--- START Selection ---

What is Pruning?
Content pruning refers to the process of strategically removing or deleting unnecessary or low-performing content from a website or an online platform.
It involves identifying and evaluating existing content and making decisions about whether to keep, update, consolidate, or delete it.
The primary purpose of content pruning is to improve the overall quality and effectiveness of a website's content by mitigating content decayーthe gradual deterioration or loss of value that occurs over time in online content due to factors such as outdated information, changing user needs, shifts in search engine algorithms, and technological advancements.
Why is content pruning important?
Content pruning is important for several reasons:
Quality and relevance
By regularly reviewing and removing outdated or irrelevant content, you ensure that your website provides users with accurate and up-to-date information.
Pruning helps maintain the quality and relevance of your content, ensuring that it aligns with the needs and interests of your audience.
A well-organized and streamlined website enhances the user experience.
Content pruning eliminates clutter, reduces redundancy, and improves navigation, making it easier for visitors to find the information they need.
This leads to increased user satisfaction, engagement, and longer time spent on your site.
Search engines value websites that offer high-quality, valuable content to users.
Pruning low-performing or irrelevant content helps search engine crawlers understand your website better and focus on the content that matters.
This can lead to improved search engine rankings, visibility, and organic traffic.
Maintaining and managing a large volume of content can be resource-intensive.
Content pruning allows you to allocate your resources more effectively by focusing on creating, updating, and promoting content that generates the most value.
It saves time, effort, and resources that would otherwise be spent on maintaining unnecessary or underperforming content.
Removing excess or outdated content can contribute to improved website performance.
By reducing the number of pages, files, and media elements, you can enhance the loading speed and overall performance of your website.
Analytics and data analysis
Content pruning provides an opportunity to analyze and evaluate the performance of your existing content.

--- END Selection ---
--- START Material supplied ---

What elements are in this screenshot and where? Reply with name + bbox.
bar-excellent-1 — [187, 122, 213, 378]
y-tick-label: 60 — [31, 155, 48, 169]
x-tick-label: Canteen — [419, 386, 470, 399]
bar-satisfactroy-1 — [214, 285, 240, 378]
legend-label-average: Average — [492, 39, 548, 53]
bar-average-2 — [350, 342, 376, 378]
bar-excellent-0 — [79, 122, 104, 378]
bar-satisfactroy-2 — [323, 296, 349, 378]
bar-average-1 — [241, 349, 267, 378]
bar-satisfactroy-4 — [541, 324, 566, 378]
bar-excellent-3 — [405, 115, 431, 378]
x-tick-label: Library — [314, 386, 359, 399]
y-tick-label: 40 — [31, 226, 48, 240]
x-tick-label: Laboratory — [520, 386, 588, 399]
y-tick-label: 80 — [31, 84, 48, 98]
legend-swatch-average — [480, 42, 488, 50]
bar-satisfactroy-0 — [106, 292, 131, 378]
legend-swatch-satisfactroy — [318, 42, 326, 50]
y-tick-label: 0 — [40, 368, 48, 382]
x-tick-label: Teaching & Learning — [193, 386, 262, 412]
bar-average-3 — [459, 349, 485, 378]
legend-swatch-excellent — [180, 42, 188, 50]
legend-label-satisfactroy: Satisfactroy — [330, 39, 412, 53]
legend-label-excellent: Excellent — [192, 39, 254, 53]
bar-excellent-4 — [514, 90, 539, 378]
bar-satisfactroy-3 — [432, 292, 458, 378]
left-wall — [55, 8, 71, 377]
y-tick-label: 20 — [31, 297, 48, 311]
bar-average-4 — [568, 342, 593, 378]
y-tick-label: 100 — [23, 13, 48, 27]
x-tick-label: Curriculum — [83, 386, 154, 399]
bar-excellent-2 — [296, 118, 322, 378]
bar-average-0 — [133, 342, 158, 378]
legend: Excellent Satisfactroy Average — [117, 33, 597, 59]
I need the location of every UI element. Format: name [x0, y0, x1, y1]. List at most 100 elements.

--- END Material supplied ---
--- START Material supplied ---

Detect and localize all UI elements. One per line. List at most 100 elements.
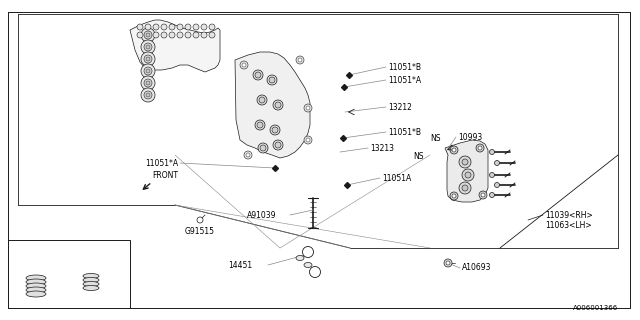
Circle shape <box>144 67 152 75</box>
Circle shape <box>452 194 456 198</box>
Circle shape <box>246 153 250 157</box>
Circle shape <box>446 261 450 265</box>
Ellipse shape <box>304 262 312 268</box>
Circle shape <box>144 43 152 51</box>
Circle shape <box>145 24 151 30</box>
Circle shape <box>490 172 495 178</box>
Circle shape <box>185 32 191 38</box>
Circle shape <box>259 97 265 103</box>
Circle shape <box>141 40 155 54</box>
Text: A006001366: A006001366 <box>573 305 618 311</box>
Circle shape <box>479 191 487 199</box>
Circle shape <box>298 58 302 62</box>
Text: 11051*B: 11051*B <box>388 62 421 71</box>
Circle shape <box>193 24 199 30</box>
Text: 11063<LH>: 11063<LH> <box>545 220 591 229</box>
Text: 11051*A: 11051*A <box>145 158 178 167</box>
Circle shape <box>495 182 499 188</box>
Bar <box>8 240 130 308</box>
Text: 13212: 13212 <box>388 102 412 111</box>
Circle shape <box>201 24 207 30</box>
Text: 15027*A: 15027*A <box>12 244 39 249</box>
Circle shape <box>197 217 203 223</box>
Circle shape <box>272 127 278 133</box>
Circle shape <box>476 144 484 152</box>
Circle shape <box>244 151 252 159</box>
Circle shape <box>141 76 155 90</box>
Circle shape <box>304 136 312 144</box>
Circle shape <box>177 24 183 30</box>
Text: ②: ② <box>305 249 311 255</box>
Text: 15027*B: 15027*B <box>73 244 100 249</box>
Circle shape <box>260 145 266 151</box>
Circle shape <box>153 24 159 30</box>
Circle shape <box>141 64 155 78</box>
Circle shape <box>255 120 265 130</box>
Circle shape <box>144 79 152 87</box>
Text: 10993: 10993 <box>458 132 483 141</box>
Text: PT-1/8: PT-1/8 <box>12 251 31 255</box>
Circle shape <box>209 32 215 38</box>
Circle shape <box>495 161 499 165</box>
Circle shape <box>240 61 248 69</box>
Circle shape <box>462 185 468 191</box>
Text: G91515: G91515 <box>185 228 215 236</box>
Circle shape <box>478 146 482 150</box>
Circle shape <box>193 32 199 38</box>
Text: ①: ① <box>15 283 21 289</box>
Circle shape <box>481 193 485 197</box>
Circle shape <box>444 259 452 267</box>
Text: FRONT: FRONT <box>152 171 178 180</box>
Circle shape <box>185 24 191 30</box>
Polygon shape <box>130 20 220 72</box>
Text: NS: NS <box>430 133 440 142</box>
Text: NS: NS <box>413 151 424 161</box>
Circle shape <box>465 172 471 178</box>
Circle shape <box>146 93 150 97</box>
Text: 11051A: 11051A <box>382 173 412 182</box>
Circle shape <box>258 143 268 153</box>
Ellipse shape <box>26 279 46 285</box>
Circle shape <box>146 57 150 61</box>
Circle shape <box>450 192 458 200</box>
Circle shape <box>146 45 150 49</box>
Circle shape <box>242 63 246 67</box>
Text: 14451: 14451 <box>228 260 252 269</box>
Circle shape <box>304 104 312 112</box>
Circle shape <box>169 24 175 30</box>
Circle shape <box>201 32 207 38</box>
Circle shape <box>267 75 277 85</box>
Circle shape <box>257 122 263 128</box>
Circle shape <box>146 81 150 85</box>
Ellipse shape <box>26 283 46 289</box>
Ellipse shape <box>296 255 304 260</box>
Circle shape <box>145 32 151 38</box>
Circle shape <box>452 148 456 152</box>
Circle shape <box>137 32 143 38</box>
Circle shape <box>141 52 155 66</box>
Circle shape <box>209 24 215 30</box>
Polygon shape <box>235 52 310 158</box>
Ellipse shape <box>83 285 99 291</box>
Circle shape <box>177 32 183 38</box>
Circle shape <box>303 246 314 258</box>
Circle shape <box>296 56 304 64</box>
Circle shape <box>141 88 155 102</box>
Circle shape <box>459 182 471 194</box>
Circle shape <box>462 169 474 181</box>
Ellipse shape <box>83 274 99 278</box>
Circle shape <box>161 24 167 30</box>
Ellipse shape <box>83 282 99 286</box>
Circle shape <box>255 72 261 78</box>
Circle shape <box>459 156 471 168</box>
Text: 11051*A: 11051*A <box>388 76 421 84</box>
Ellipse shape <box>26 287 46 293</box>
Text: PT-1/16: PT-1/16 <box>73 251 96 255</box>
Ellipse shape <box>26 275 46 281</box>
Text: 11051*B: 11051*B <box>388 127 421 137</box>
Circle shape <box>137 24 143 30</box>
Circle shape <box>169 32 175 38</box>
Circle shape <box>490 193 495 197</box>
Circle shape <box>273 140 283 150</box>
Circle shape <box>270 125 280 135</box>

--- END Material supplied ---

• _Task instructions_:
Answer these questions from the content pruning text:
1. What four decisions does content pruning involve making about existing content?
2. What three things can pruning low-performing or irrelevant content lead to improvements in, according to the text?
3. Reducing the number of which three things can enhance a website's loading speed?

• _Exercise result_:
1. Whether to keep, update, consolidate, or delete it.
2. Search engine rankings, visibility, and organic traffic.
3. Pages, files, and media elements.